● To be done: Gather each line of the records where "name" appears.

— Begin —

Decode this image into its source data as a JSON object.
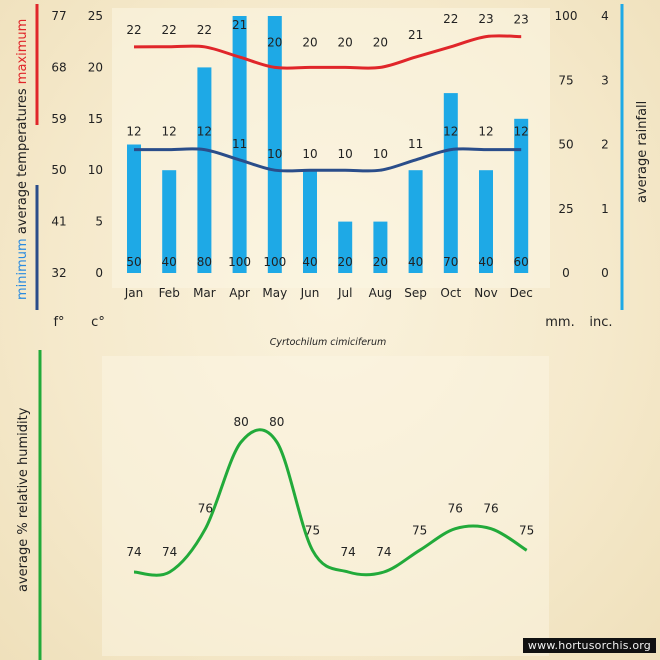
{
  "chart_data": [
    {
      "type": "bar",
      "categories": [
        "Jan",
        "Feb",
        "Mar",
        "Apr",
        "May",
        "Jun",
        "Jul",
        "Aug",
        "Sep",
        "Oct",
        "Nov",
        "Dec"
      ],
      "series": [
        {
          "name": "average rainfall",
          "unit": "mm.",
          "values": [
            50,
            40,
            80,
            100,
            100,
            40,
            20,
            20,
            40,
            70,
            40,
            60
          ],
          "color": "#1ea9e6"
        },
        {
          "name": "maximum",
          "unit": "c°",
          "values": [
            22,
            22,
            22,
            21,
            20,
            20,
            20,
            20,
            21,
            22,
            23,
            23
          ],
          "color": "#e0262a"
        },
        {
          "name": "minimum",
          "unit": "c°",
          "values": [
            12,
            12,
            12,
            11,
            10,
            10,
            10,
            10,
            11,
            12,
            12,
            12
          ],
          "color": "#2a4d8a"
        }
      ],
      "axes": {
        "left_f": {
          "unit": "f°",
          "ticks": [
            "77",
            "68",
            "59",
            "50",
            "41",
            "32"
          ]
        },
        "left_c": {
          "unit": "c°",
          "ticks": [
            "25",
            "20",
            "15",
            "10",
            "5",
            "0"
          ],
          "range": [
            0,
            25
          ]
        },
        "right_mm": {
          "unit": "mm.",
          "ticks": [
            "100",
            "75",
            "50",
            "25",
            "0"
          ],
          "range": [
            0,
            100
          ]
        },
        "right_in": {
          "unit": "inc.",
          "ticks": [
            "4",
            "3",
            "2",
            "1",
            "0"
          ],
          "range": [
            0,
            4
          ]
        }
      },
      "ylabel_left": {
        "lower": "minimum",
        "middle": "average  temperatures",
        "upper": "maximum"
      },
      "ylabel_right": "average rainfall",
      "caption": "Cyrtochilum  cimiciferum"
    },
    {
      "type": "line",
      "categories": [
        "Jan",
        "Feb",
        "Mar",
        "Apr",
        "May",
        "Jun",
        "Jul",
        "Aug",
        "Sep",
        "Oct",
        "Nov",
        "Dec"
      ],
      "series": [
        {
          "name": "average % relative humidity",
          "values": [
            74,
            74,
            76,
            80,
            80,
            75,
            74,
            74,
            75,
            76,
            76,
            75
          ],
          "color": "#22aa3a"
        }
      ],
      "ylabel": "average %  relative humidity"
    }
  ],
  "colors": {
    "max": "#e0262a",
    "min": "#2a4d8a",
    "rain": "#1ea9e6",
    "humidity": "#22aa3a"
  },
  "credit": "www.hortusorchis.org"
}
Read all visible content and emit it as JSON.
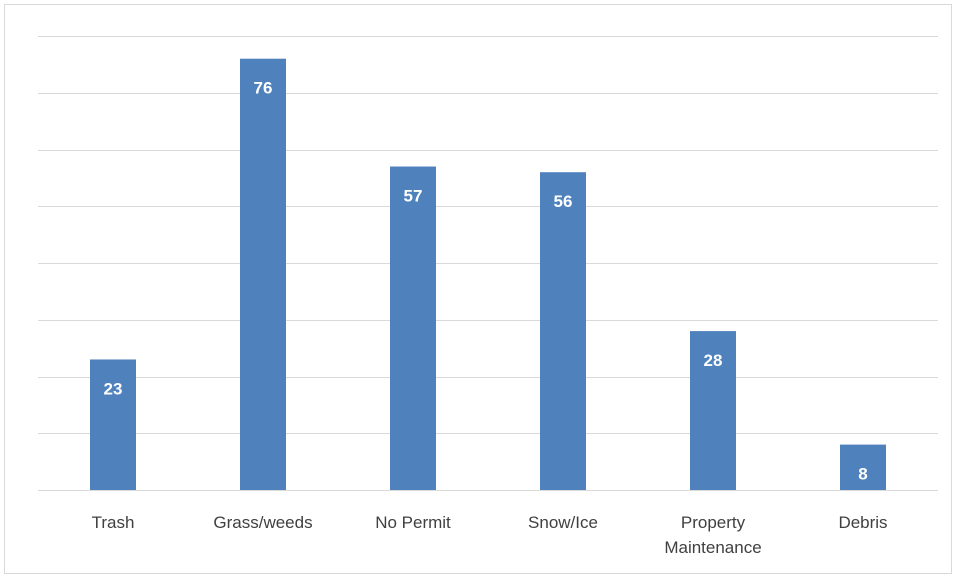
{
  "chart_data": {
    "type": "bar",
    "categories": [
      "Trash",
      "Grass/weeds",
      "No Permit",
      "Snow/Ice",
      "Property Maintenance",
      "Debris"
    ],
    "category_lines": [
      [
        "Trash"
      ],
      [
        "Grass/weeds"
      ],
      [
        "No Permit"
      ],
      [
        "Snow/Ice"
      ],
      [
        "Property",
        "Maintenance"
      ],
      [
        "Debris"
      ]
    ],
    "values": [
      23,
      76,
      57,
      56,
      28,
      8
    ],
    "title": "",
    "xlabel": "",
    "ylabel": "",
    "ylim": [
      0,
      80
    ],
    "grid": true,
    "legend": "none",
    "bar_color": "#4f81bd",
    "data_label_color": "#ffffff",
    "gridline_color": "#d9d9d9",
    "tick_label_color": "#404040"
  }
}
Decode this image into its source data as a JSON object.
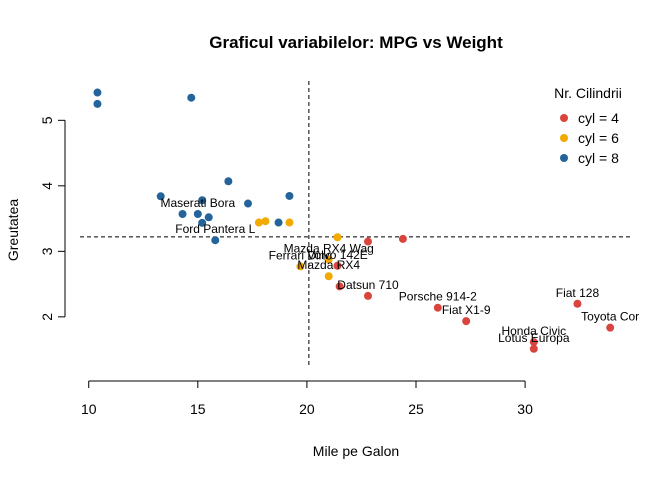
{
  "chart_data": {
    "type": "scatter",
    "title": "Graficul variabilelor: MPG vs Weight",
    "xlabel": "Mile pe Galon",
    "ylabel": "Greutatea",
    "xlim": [
      9.6,
      34.9
    ],
    "ylim": [
      1.25,
      5.6
    ],
    "xticks": [
      10,
      15,
      20,
      25,
      30
    ],
    "yticks": [
      2,
      3,
      4,
      5
    ],
    "grid": false,
    "legend": {
      "title": "Nr. Cilindrii",
      "placement": "top-right",
      "entries": [
        {
          "label": "cyl = 4",
          "color": "#D9453D"
        },
        {
          "label": "cyl = 6",
          "color": "#F2A900"
        },
        {
          "label": "cyl = 8",
          "color": "#24649A"
        }
      ]
    },
    "reference_lines": {
      "vertical_x": 20.09,
      "horizontal_y": 3.22
    },
    "series": [
      {
        "name": "cyl = 4",
        "color": "#D9453D",
        "points": [
          {
            "x": 22.8,
            "y": 2.32
          },
          {
            "x": 24.4,
            "y": 3.19
          },
          {
            "x": 22.8,
            "y": 3.15
          },
          {
            "x": 32.4,
            "y": 2.2
          },
          {
            "x": 30.4,
            "y": 1.615
          },
          {
            "x": 33.9,
            "y": 1.835
          },
          {
            "x": 21.5,
            "y": 2.465
          },
          {
            "x": 27.3,
            "y": 1.935
          },
          {
            "x": 26.0,
            "y": 2.14
          },
          {
            "x": 30.4,
            "y": 1.513
          },
          {
            "x": 21.4,
            "y": 2.78
          }
        ]
      },
      {
        "name": "cyl = 6",
        "color": "#F2A900",
        "points": [
          {
            "x": 21.0,
            "y": 2.62
          },
          {
            "x": 21.0,
            "y": 2.875
          },
          {
            "x": 21.4,
            "y": 3.215
          },
          {
            "x": 18.1,
            "y": 3.46
          },
          {
            "x": 19.2,
            "y": 3.44
          },
          {
            "x": 17.8,
            "y": 3.44
          },
          {
            "x": 19.7,
            "y": 2.77
          }
        ]
      },
      {
        "name": "cyl = 8",
        "color": "#24649A",
        "points": [
          {
            "x": 18.7,
            "y": 3.44
          },
          {
            "x": 14.3,
            "y": 3.57
          },
          {
            "x": 16.4,
            "y": 4.07
          },
          {
            "x": 17.3,
            "y": 3.73
          },
          {
            "x": 15.2,
            "y": 3.78
          },
          {
            "x": 10.4,
            "y": 5.25
          },
          {
            "x": 10.4,
            "y": 5.424
          },
          {
            "x": 14.7,
            "y": 5.345
          },
          {
            "x": 15.5,
            "y": 3.52
          },
          {
            "x": 15.2,
            "y": 3.435
          },
          {
            "x": 13.3,
            "y": 3.84
          },
          {
            "x": 19.2,
            "y": 3.845
          },
          {
            "x": 15.8,
            "y": 3.17
          },
          {
            "x": 15.0,
            "y": 3.57
          }
        ]
      }
    ],
    "annotations": [
      {
        "text": "Maserati Bora",
        "x": 15.0,
        "y": 3.57
      },
      {
        "text": "Ford Pantera L",
        "x": 15.8,
        "y": 3.17
      },
      {
        "text": "Mazda RX4 Wag",
        "x": 21.0,
        "y": 2.875
      },
      {
        "text": "Ferrari Dino",
        "x": 19.7,
        "y": 2.77
      },
      {
        "text": "Volvo 142E",
        "x": 21.4,
        "y": 2.78
      },
      {
        "text": "Mazda RX4",
        "x": 21.0,
        "y": 2.62
      },
      {
        "text": "Datsun 710",
        "x": 22.8,
        "y": 2.32
      },
      {
        "text": "Porsche 914-2",
        "x": 26.0,
        "y": 2.14
      },
      {
        "text": "Fiat X1-9",
        "x": 27.3,
        "y": 1.935
      },
      {
        "text": "Fiat 128",
        "x": 32.4,
        "y": 2.2
      },
      {
        "text": "Toyota Cor",
        "x": 33.9,
        "y": 1.835
      },
      {
        "text": "Honda Civic",
        "x": 30.4,
        "y": 1.615
      },
      {
        "text": "Lotus Europa",
        "x": 30.4,
        "y": 1.513
      }
    ]
  }
}
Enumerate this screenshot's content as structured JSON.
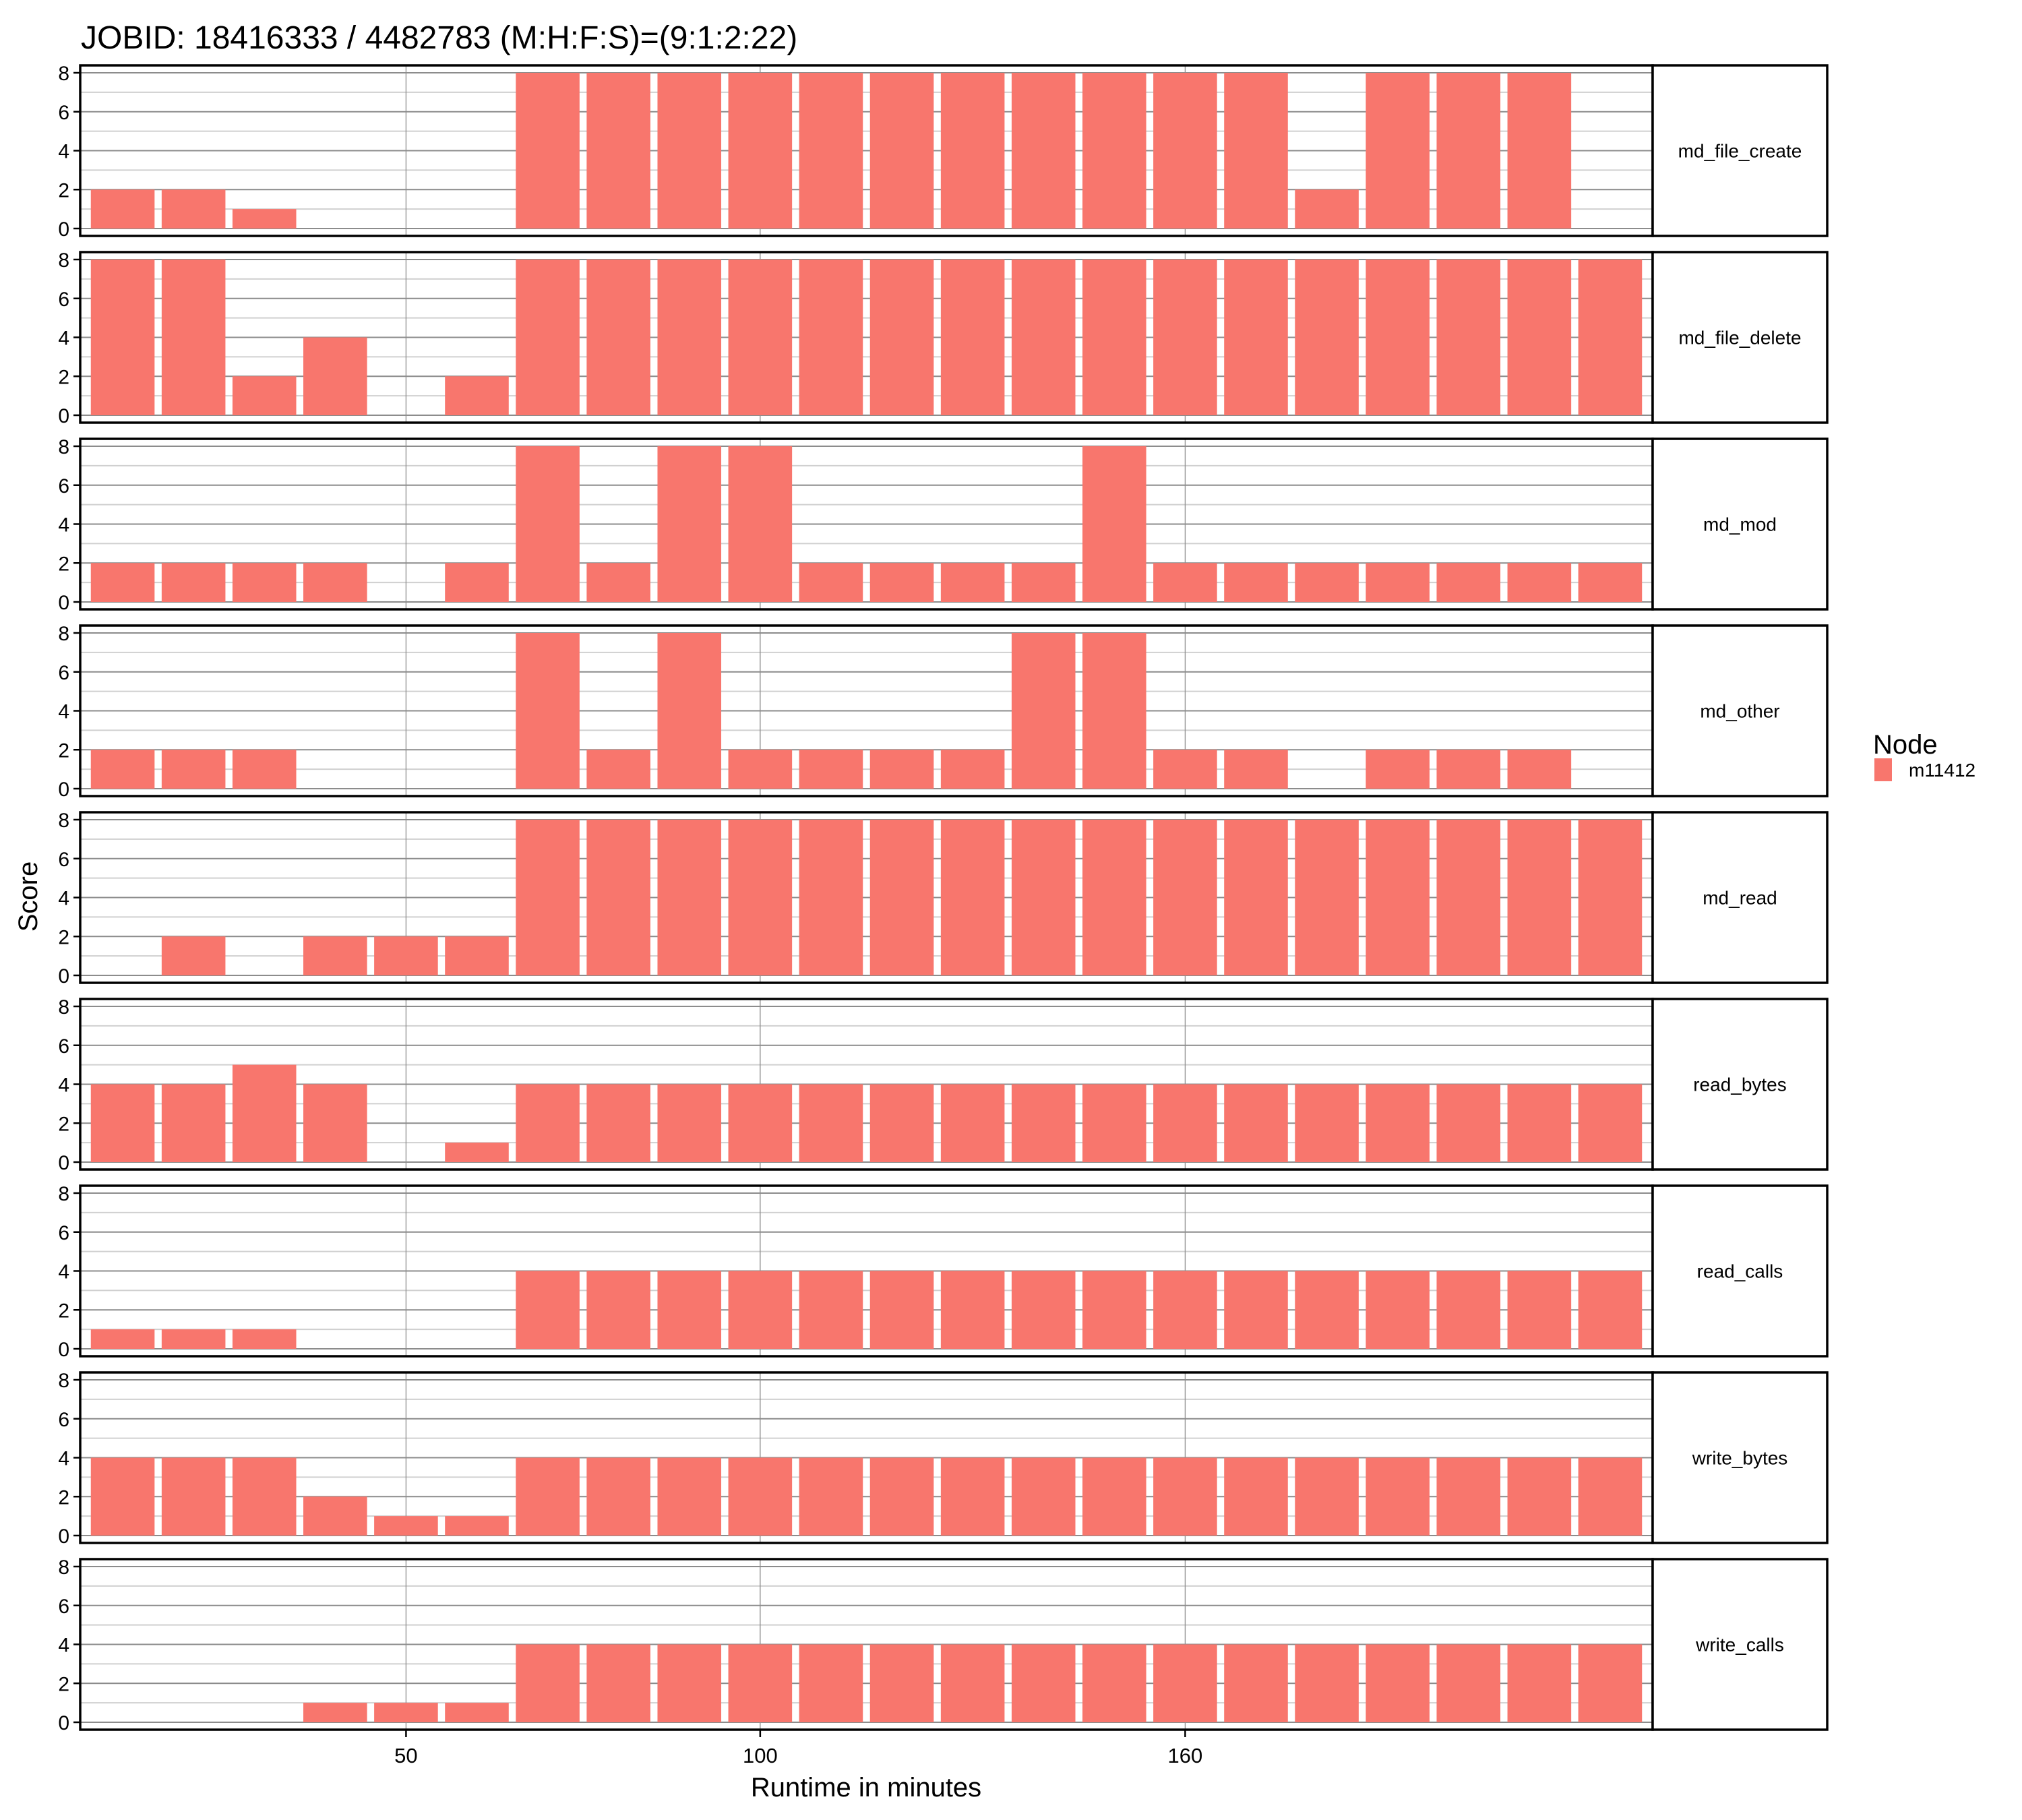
{
  "chart_data": {
    "type": "bar",
    "title": "JOBID: 18416333 / 4482783 (M:H:F:S)=(9:1:2:22)",
    "xlabel": "Runtime in minutes",
    "ylabel": "Score",
    "ylim": [
      0,
      8
    ],
    "y_ticks": [
      "0",
      "2",
      "4",
      "6",
      "8"
    ],
    "x_ticks": [
      {
        "label": "50",
        "category_index": 4
      },
      {
        "label": "100",
        "category_index": 9
      },
      {
        "label": "160",
        "category_index": 15
      }
    ],
    "category_count": 22,
    "grid": true,
    "legend": {
      "title": "Node",
      "placement": "right",
      "entries": [
        {
          "label": "m11412",
          "color": "#F8766D"
        }
      ]
    },
    "bar_color": "#F8766D",
    "panels": [
      {
        "label": "md_file_create",
        "values": [
          2,
          2,
          1,
          0,
          0,
          0,
          8,
          8,
          8,
          8,
          8,
          8,
          8,
          8,
          8,
          8,
          8,
          2,
          8,
          8,
          8,
          0
        ]
      },
      {
        "label": "md_file_delete",
        "values": [
          8,
          8,
          2,
          4,
          0,
          2,
          8,
          8,
          8,
          8,
          8,
          8,
          8,
          8,
          8,
          8,
          8,
          8,
          8,
          8,
          8,
          8
        ]
      },
      {
        "label": "md_mod",
        "values": [
          2,
          2,
          2,
          2,
          0,
          2,
          8,
          2,
          8,
          8,
          2,
          2,
          2,
          2,
          8,
          2,
          2,
          2,
          2,
          2,
          2,
          2
        ]
      },
      {
        "label": "md_other",
        "values": [
          2,
          2,
          2,
          0,
          0,
          0,
          8,
          2,
          8,
          2,
          2,
          2,
          2,
          8,
          8,
          2,
          2,
          0,
          2,
          2,
          2,
          0
        ]
      },
      {
        "label": "md_read",
        "values": [
          0,
          2,
          0,
          2,
          2,
          2,
          8,
          8,
          8,
          8,
          8,
          8,
          8,
          8,
          8,
          8,
          8,
          8,
          8,
          8,
          8,
          8
        ]
      },
      {
        "label": "read_bytes",
        "values": [
          4,
          4,
          5,
          4,
          0,
          1,
          4,
          4,
          4,
          4,
          4,
          4,
          4,
          4,
          4,
          4,
          4,
          4,
          4,
          4,
          4,
          4
        ]
      },
      {
        "label": "read_calls",
        "values": [
          1,
          1,
          1,
          0,
          0,
          0,
          4,
          4,
          4,
          4,
          4,
          4,
          4,
          4,
          4,
          4,
          4,
          4,
          4,
          4,
          4,
          4
        ]
      },
      {
        "label": "write_bytes",
        "values": [
          4,
          4,
          4,
          2,
          1,
          1,
          4,
          4,
          4,
          4,
          4,
          4,
          4,
          4,
          4,
          4,
          4,
          4,
          4,
          4,
          4,
          4
        ]
      },
      {
        "label": "write_calls",
        "values": [
          0,
          0,
          0,
          1,
          1,
          1,
          4,
          4,
          4,
          4,
          4,
          4,
          4,
          4,
          4,
          4,
          4,
          4,
          4,
          4,
          4,
          4
        ]
      }
    ]
  }
}
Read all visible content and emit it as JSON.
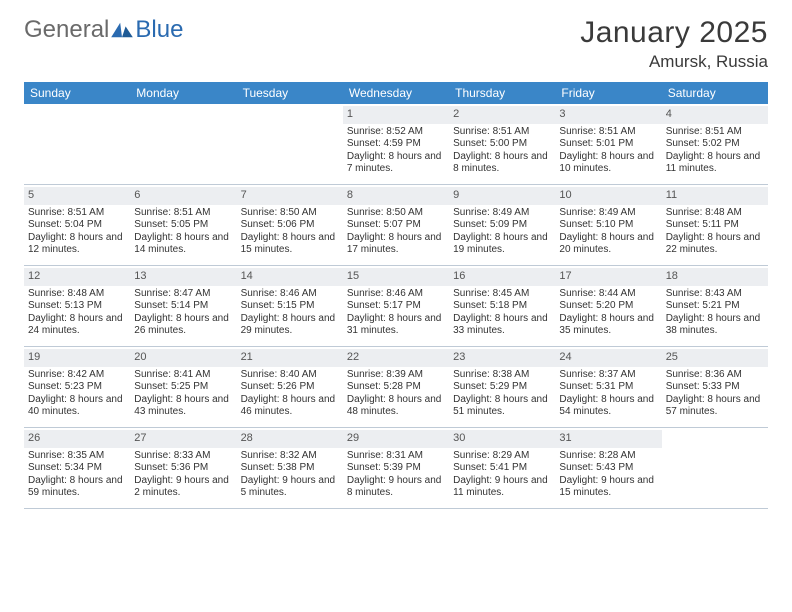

— End —

● Final result:
          "name": "average rainfall",
          "name": "maximum",
          "name": "minimum",
          "name": "average % relative humidity",
        "name": "cyl = 4",
        "name": "cyl = 6",
        "name": "cyl = 8",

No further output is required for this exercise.